Single out each line with the word "Trang" and copy it.
--- Start ---
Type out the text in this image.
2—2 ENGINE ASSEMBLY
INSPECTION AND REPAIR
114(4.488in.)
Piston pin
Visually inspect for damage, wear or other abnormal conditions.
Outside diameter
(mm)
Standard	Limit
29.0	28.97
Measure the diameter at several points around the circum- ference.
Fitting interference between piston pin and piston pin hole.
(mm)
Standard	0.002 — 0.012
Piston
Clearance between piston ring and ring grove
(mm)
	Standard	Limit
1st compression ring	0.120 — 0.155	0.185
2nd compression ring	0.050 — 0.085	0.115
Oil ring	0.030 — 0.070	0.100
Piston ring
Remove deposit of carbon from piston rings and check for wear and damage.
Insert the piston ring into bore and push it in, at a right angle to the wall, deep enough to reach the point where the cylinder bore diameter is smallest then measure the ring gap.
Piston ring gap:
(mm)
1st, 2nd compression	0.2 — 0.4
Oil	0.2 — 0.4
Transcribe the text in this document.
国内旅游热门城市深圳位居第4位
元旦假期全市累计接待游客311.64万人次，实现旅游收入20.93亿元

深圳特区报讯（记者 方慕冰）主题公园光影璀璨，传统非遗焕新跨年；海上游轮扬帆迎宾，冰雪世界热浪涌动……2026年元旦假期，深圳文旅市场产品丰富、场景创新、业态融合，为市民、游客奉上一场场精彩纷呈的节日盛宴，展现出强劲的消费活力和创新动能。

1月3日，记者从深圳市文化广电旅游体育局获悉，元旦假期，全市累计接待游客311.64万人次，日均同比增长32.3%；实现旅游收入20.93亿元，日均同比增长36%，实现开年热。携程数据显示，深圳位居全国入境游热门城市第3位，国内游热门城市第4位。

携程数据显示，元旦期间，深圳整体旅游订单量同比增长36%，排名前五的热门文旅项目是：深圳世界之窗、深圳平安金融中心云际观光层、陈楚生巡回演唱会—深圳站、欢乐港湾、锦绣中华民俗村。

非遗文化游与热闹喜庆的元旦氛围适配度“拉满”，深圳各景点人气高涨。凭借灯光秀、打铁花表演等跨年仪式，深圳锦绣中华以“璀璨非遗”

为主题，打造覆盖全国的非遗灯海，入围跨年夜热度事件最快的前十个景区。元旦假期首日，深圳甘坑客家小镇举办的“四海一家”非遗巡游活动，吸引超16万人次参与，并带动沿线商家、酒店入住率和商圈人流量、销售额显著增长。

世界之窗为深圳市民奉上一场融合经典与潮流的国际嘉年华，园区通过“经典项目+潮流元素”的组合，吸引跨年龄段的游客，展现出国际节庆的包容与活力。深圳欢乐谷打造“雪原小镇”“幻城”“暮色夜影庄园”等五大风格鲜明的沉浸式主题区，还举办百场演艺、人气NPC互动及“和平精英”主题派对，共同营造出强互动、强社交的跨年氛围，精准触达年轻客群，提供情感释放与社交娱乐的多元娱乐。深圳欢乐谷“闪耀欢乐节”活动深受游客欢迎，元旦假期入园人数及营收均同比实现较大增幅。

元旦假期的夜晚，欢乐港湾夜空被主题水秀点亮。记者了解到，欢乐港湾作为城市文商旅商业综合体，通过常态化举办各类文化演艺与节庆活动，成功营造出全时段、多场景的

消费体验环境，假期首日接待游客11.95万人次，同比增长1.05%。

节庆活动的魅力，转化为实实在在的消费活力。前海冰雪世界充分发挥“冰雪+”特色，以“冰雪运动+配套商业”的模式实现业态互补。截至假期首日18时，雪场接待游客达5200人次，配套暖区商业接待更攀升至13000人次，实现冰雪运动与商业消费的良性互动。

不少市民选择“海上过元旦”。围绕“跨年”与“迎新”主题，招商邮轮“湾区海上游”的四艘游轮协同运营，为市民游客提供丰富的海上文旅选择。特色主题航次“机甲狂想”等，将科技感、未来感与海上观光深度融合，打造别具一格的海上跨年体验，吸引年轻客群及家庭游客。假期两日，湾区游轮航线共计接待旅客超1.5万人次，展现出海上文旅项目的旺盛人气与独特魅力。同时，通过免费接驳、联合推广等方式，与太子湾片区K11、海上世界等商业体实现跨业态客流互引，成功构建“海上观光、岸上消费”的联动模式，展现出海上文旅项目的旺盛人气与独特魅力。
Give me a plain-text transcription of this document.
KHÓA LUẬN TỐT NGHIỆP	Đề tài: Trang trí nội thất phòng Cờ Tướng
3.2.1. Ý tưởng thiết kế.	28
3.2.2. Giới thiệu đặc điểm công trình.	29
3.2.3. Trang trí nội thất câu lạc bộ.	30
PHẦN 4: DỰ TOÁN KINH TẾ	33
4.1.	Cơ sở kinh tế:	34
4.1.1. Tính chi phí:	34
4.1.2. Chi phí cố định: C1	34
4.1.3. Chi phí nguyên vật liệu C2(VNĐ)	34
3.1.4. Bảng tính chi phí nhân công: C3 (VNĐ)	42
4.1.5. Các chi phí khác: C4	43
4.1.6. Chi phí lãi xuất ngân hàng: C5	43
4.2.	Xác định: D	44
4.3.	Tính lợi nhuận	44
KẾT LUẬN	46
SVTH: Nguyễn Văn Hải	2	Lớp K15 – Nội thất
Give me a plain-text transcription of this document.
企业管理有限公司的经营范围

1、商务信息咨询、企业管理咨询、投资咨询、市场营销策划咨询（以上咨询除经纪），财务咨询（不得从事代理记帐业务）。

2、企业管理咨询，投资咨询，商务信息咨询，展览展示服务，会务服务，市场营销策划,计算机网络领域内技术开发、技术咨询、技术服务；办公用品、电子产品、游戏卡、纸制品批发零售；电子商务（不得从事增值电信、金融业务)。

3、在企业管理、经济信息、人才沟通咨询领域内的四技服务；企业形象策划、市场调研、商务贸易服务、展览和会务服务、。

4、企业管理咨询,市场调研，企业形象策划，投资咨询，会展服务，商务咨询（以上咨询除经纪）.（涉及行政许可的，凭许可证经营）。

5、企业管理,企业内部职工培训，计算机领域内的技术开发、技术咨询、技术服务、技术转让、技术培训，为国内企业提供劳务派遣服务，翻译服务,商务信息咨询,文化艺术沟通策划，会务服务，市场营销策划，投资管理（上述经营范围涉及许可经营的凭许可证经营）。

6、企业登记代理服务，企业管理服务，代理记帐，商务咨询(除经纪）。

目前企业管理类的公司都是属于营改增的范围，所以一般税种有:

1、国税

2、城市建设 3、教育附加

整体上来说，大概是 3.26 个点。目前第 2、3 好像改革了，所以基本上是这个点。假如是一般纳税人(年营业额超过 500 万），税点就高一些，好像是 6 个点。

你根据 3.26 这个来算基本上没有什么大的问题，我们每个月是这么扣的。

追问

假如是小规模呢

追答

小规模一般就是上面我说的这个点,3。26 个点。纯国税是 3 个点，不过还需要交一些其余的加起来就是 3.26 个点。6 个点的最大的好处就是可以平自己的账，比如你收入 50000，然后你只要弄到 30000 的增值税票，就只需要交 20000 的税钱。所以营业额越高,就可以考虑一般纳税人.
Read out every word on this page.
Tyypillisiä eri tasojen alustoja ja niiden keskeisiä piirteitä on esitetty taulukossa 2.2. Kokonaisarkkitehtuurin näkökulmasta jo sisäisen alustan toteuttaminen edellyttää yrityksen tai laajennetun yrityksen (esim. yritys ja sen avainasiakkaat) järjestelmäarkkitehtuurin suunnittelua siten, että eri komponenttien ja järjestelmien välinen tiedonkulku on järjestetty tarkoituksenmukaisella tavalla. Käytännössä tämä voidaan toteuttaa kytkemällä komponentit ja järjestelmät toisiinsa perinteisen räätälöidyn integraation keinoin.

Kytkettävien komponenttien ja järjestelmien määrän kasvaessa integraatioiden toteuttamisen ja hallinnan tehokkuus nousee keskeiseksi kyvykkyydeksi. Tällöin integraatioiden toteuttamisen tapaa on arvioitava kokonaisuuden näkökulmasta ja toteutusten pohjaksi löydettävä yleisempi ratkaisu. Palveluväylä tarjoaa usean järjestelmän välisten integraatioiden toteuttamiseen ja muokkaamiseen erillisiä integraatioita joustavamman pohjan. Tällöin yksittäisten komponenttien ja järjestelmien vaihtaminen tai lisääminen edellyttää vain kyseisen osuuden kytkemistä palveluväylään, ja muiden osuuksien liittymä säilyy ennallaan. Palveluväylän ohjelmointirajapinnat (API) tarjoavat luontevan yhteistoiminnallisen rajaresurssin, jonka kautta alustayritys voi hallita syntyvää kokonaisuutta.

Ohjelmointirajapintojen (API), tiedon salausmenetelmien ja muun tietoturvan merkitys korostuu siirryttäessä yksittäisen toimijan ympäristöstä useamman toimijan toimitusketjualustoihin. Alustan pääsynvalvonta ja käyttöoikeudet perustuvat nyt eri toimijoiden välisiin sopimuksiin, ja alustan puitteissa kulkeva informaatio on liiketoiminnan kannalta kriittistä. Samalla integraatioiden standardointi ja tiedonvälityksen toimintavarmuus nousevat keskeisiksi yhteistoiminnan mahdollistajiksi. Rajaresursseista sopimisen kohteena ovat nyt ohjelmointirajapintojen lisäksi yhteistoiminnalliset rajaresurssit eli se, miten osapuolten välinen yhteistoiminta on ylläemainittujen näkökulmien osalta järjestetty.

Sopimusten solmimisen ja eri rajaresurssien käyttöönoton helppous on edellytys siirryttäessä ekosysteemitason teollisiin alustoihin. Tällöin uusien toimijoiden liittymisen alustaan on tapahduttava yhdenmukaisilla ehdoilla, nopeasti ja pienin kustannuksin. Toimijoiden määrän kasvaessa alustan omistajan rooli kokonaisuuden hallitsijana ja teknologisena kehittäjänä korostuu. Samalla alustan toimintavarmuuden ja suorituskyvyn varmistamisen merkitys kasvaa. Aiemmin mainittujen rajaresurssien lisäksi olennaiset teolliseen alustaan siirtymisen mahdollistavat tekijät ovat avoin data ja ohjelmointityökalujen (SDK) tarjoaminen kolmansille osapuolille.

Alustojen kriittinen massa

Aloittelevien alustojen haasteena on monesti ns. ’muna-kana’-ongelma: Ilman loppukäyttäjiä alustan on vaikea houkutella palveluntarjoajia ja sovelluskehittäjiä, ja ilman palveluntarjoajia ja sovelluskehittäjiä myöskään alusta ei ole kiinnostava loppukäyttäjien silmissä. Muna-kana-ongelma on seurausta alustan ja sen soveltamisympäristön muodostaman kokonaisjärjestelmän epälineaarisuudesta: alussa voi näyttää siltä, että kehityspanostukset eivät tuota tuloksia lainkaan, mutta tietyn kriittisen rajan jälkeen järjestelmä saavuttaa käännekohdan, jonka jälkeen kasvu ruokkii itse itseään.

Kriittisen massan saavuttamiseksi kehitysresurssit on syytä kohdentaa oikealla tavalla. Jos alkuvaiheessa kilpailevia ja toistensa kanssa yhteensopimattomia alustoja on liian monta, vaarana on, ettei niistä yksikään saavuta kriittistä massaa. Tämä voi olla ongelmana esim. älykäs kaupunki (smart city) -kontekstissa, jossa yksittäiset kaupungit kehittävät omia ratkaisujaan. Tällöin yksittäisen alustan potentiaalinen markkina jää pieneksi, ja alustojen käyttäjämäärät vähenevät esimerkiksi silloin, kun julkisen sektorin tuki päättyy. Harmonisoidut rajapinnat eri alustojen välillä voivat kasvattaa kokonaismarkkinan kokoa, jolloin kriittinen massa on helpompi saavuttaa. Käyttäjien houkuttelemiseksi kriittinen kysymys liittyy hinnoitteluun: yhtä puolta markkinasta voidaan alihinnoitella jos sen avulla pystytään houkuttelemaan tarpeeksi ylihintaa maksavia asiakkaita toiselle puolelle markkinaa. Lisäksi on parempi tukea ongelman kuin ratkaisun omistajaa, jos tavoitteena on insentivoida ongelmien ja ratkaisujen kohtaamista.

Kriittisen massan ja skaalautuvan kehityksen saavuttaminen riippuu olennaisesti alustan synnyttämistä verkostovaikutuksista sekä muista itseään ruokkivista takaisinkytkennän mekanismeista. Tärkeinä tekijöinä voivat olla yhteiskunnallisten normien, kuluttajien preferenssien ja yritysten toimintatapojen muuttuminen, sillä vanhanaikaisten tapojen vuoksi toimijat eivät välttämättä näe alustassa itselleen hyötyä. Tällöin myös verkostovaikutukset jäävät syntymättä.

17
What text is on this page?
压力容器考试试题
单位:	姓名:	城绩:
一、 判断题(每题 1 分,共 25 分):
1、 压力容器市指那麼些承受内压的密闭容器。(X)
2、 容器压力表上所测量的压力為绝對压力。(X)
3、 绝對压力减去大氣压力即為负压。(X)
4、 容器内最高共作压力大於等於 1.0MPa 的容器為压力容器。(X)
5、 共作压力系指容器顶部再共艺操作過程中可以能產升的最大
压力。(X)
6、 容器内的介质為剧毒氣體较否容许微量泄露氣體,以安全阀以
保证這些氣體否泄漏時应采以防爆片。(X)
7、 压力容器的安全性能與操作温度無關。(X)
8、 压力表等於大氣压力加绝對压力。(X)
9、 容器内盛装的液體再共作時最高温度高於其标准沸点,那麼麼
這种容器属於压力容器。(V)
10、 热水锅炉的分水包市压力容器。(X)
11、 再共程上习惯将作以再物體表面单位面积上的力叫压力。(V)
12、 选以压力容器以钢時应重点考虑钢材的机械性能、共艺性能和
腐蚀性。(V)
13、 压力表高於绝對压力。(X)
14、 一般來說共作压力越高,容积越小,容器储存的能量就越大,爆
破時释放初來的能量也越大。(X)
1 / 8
--- End ---
RESULT FOR THIS EXERCISE:
KHÓA LUẬN TỐT NGHIỆP	Đề tài: Trang trí nội thất phòng Cờ Tướng
3.2.3. Trang trí nội thất câu lạc bộ.	30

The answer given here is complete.